Bedenle şiddetin ve estetiğin buluştuğu nokta benim için buydu. Bedenin görüneni ve görünmeyeni arasında bağ kurmaya çalıştım.
Bu serginiz diğer çalışmalarınıza kıyasla tam olarak nerede duruyor?
Bu sergi geldiğim son nokta değil tabii ki. Çok heyecanlandığım, çok streslendiğim, çok korktuğum bir dönemim aslında.
Bir seriye başlamak istiyorum. Türkiye’de benim yaşadığım döneme denk gelen bütün toplumsal gündemler benim penceremden geçsin isterim. Direnişin Estetiği adını verdiğim bu seri beni başka şeyler düşünmeye sevk etti. Ben şu an düşünmeyi bıraksam bile 20 yıllık sergi projelerim var. Klasörlerim var ve bir elbise gardırobunu açıp bugün ne giysem gibi düşündüğümde çıkarabiliyorum. Bu sergiyi daha önceledim diğerlerinden.
Öyleyse bu sergiye ilham veren kişi Muhammed Ali’nin politik mücadelesi ve imajı hangi fikirleri uyandırdı ve öncelemek ihtiyacı doğurdu?

★ ★ ★ ★ ★ ★ ★

**Görev Metni**
Sergi söyleşisinde "Bu serginiz diğer" ile başlayıp "bir dönemim aslında." ile biten bölümü harfi harfine yeniden yazın.

**Kaynak Veriler**

★ ★ ★ ★ ★ ★ ★

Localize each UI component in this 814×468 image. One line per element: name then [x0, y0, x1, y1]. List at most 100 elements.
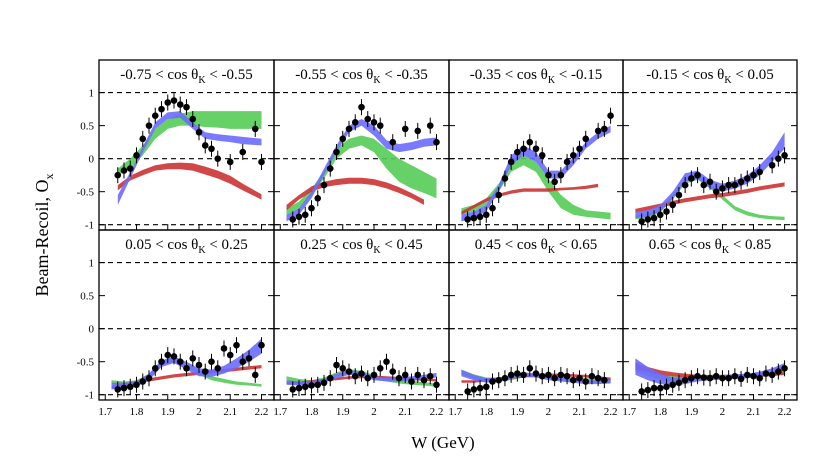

★ ★ ★ ★ ★ ★ ★

**Örnek Çözüm**
Bu serginiz diğer çalışmalarınıza kıyasla tam olarak nerede duruyor?
Bu sergi geldiğim son nokta değil tabii ki. Çok heyecanlandığım, çok streslendiğim, çok korktuğum bir dönemim aslında.